WRITTEN REQUEST -> Identify all lines below that hold "values" and collect them.

##### RECORD SET #####

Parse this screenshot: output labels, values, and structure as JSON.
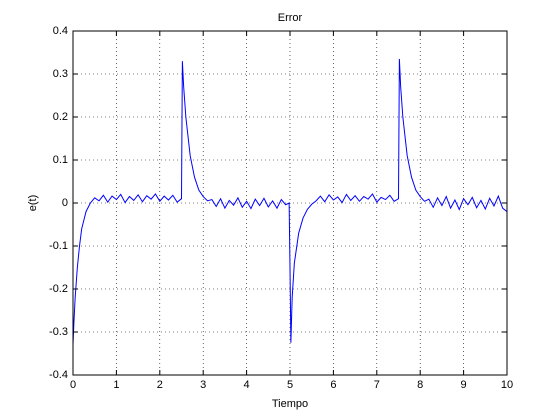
{
  "chart_data": {
    "type": "line",
    "title": "Error",
    "xlabel": "Tiempo",
    "ylabel": "e(t)",
    "x": [
      0,
      0.02,
      0.05,
      0.1,
      0.15,
      0.2,
      0.3,
      0.4,
      0.5,
      0.6,
      0.7,
      0.8,
      0.9,
      1.0,
      1.1,
      1.2,
      1.3,
      1.4,
      1.5,
      1.6,
      1.7,
      1.8,
      1.9,
      2.0,
      2.1,
      2.2,
      2.3,
      2.4,
      2.5,
      2.52,
      2.55,
      2.6,
      2.7,
      2.8,
      2.9,
      3.0,
      3.1,
      3.2,
      3.3,
      3.4,
      3.5,
      3.6,
      3.7,
      3.8,
      3.9,
      4.0,
      4.1,
      4.2,
      4.3,
      4.4,
      4.5,
      4.6,
      4.7,
      4.8,
      4.9,
      4.98,
      5.0,
      5.02,
      5.05,
      5.1,
      5.2,
      5.3,
      5.4,
      5.5,
      5.6,
      5.7,
      5.8,
      5.9,
      6.0,
      6.1,
      6.2,
      6.3,
      6.4,
      6.5,
      6.6,
      6.7,
      6.8,
      6.9,
      7.0,
      7.1,
      7.2,
      7.3,
      7.4,
      7.5,
      7.52,
      7.55,
      7.6,
      7.7,
      7.8,
      7.9,
      8.0,
      8.1,
      8.2,
      8.3,
      8.4,
      8.5,
      8.6,
      8.7,
      8.8,
      8.9,
      9.0,
      9.1,
      9.2,
      9.3,
      9.4,
      9.5,
      9.6,
      9.7,
      9.8,
      9.9,
      10.0
    ],
    "series": [
      {
        "color": "#0000ff",
        "values": [
          -0.33,
          -0.28,
          -0.22,
          -0.15,
          -0.1,
          -0.06,
          -0.02,
          0.0,
          0.012,
          0.005,
          0.018,
          0.002,
          0.016,
          0.008,
          0.02,
          0.001,
          0.015,
          0.006,
          0.019,
          0.003,
          0.017,
          0.009,
          0.021,
          0.004,
          0.016,
          0.007,
          0.018,
          0.002,
          0.01,
          0.33,
          0.27,
          0.2,
          0.11,
          0.06,
          0.03,
          0.015,
          0.005,
          0.008,
          -0.008,
          0.01,
          -0.012,
          0.006,
          -0.005,
          0.012,
          -0.01,
          0.004,
          -0.013,
          0.009,
          -0.006,
          0.011,
          -0.009,
          0.005,
          -0.012,
          0.008,
          -0.004,
          0.0,
          -0.15,
          -0.325,
          -0.22,
          -0.14,
          -0.07,
          -0.035,
          -0.015,
          -0.003,
          0.005,
          0.016,
          0.003,
          0.019,
          0.007,
          0.014,
          0.001,
          0.02,
          0.006,
          0.017,
          0.004,
          0.015,
          0.009,
          0.021,
          0.002,
          0.013,
          0.008,
          0.018,
          0.004,
          0.01,
          0.335,
          0.27,
          0.2,
          0.11,
          0.06,
          0.03,
          0.015,
          0.004,
          0.009,
          -0.01,
          0.012,
          -0.006,
          0.015,
          -0.012,
          0.007,
          -0.015,
          0.01,
          -0.004,
          0.013,
          -0.011,
          0.006,
          -0.014,
          0.011,
          -0.007,
          0.016,
          -0.012,
          -0.02
        ]
      }
    ],
    "xlim": [
      0,
      10
    ],
    "xticks": [
      0,
      1,
      2,
      3,
      4,
      5,
      6,
      7,
      8,
      9,
      10
    ],
    "ylim": [
      -0.4,
      0.4
    ],
    "yticks": [
      -0.4,
      -0.3,
      -0.2,
      -0.1,
      0,
      0.1,
      0.2,
      0.3,
      0.4
    ],
    "grid": true
  }
}
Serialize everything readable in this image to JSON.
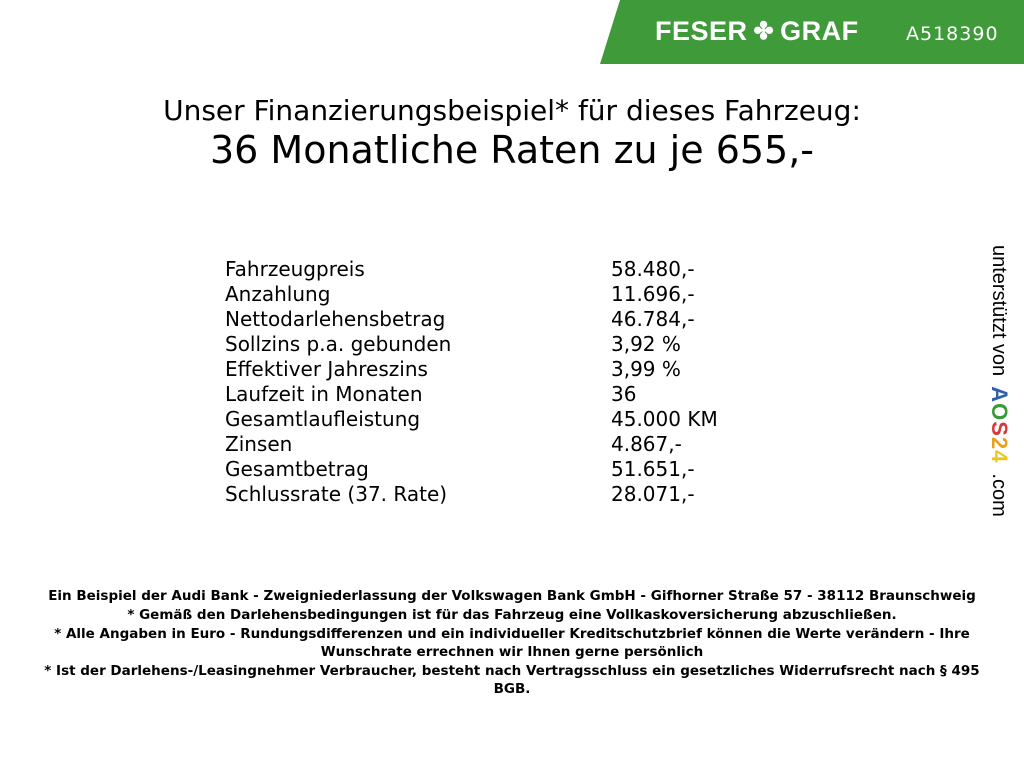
{
  "header": {
    "brand": "FESER GRAF",
    "brand_left": "FESER",
    "brand_right": "GRAF",
    "code": "A518390",
    "color": "#3f9b3a",
    "icon": "clover-icon"
  },
  "title": {
    "line1": "Unser Finanzierungsbeispiel* für dieses Fahrzeug:",
    "line2": "36 Monatliche Raten zu je 655,-"
  },
  "rows": [
    {
      "label": "Fahrzeugpreis",
      "value": "58.480,-"
    },
    {
      "label": "Anzahlung",
      "value": "11.696,-"
    },
    {
      "label": "Nettodarlehensbetrag",
      "value": "46.784,-"
    },
    {
      "label": "Sollzins p.a. gebunden",
      "value": "3,92 %"
    },
    {
      "label": "Effektiver Jahreszins",
      "value": "3,99 %"
    },
    {
      "label": "Laufzeit in Monaten",
      "value": "36"
    },
    {
      "label": "Gesamtlaufleistung",
      "value": "45.000 KM"
    },
    {
      "label": "Zinsen",
      "value": "4.867,-"
    },
    {
      "label": "Gesamtbetrag",
      "value": "51.651,-"
    },
    {
      "label": "Schlussrate (37. Rate)",
      "value": "28.071,-"
    }
  ],
  "footer": [
    "Ein Beispiel der Audi Bank - Zweigniederlassung der Volkswagen Bank GmbH - Gifhorner Straße 57 - 38112 Braunschweig",
    "* Gemäß den Darlehensbedingungen ist für das Fahrzeug eine Vollkaskoversicherung abzuschließen.",
    "* Alle Angaben in Euro - Rundungsdifferenzen und ein individueller Kreditschutzbrief können die Werte verändern - Ihre Wunschrate errechnen wir Ihnen gerne persönlich",
    "* Ist der Darlehens-/Leasingnehmer Verbraucher, besteht nach Vertragsschluss ein gesetzliches Widerrufsrecht nach § 495 BGB."
  ],
  "side": {
    "text": "unterstützt von",
    "logo": "AOS24",
    "suffix": ".com"
  }
}
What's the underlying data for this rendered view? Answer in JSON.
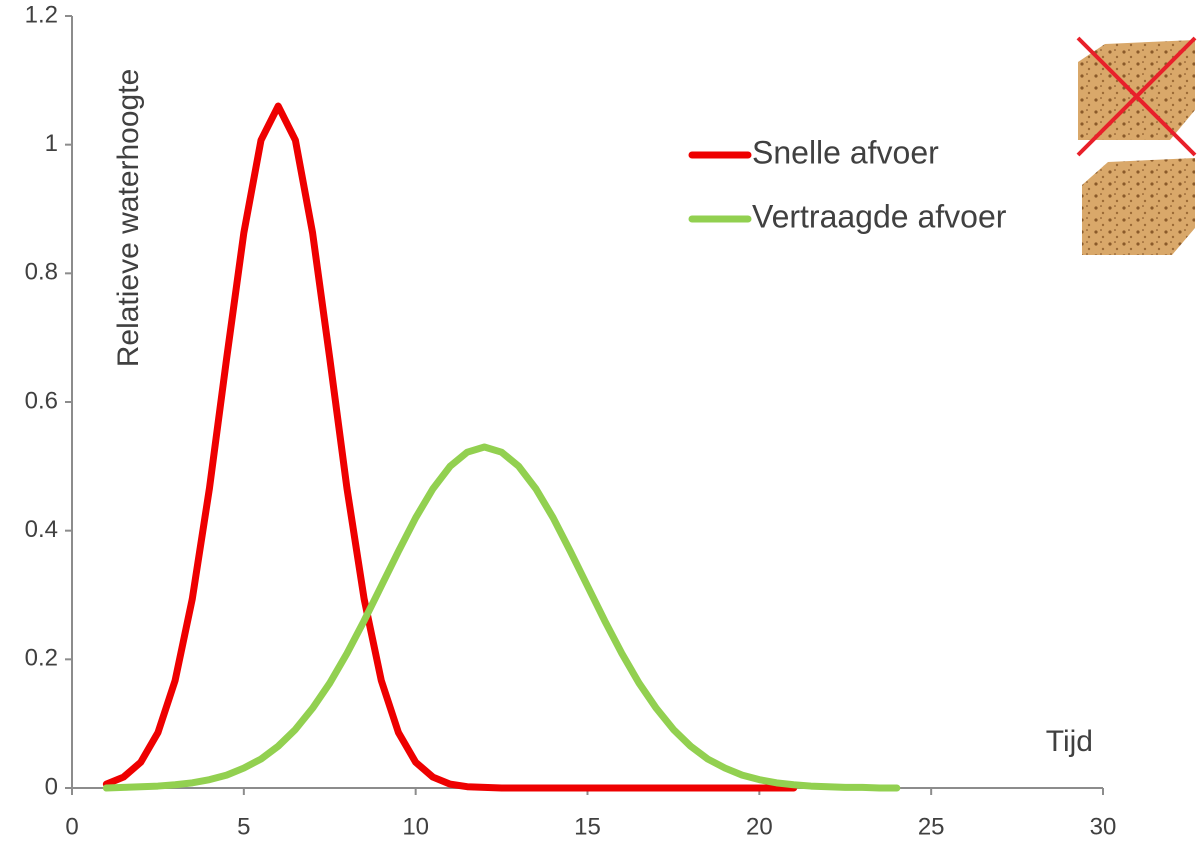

#####

REPLY ->
Parse this screenshot: output labels, values, and structure as JSON.
        "values": [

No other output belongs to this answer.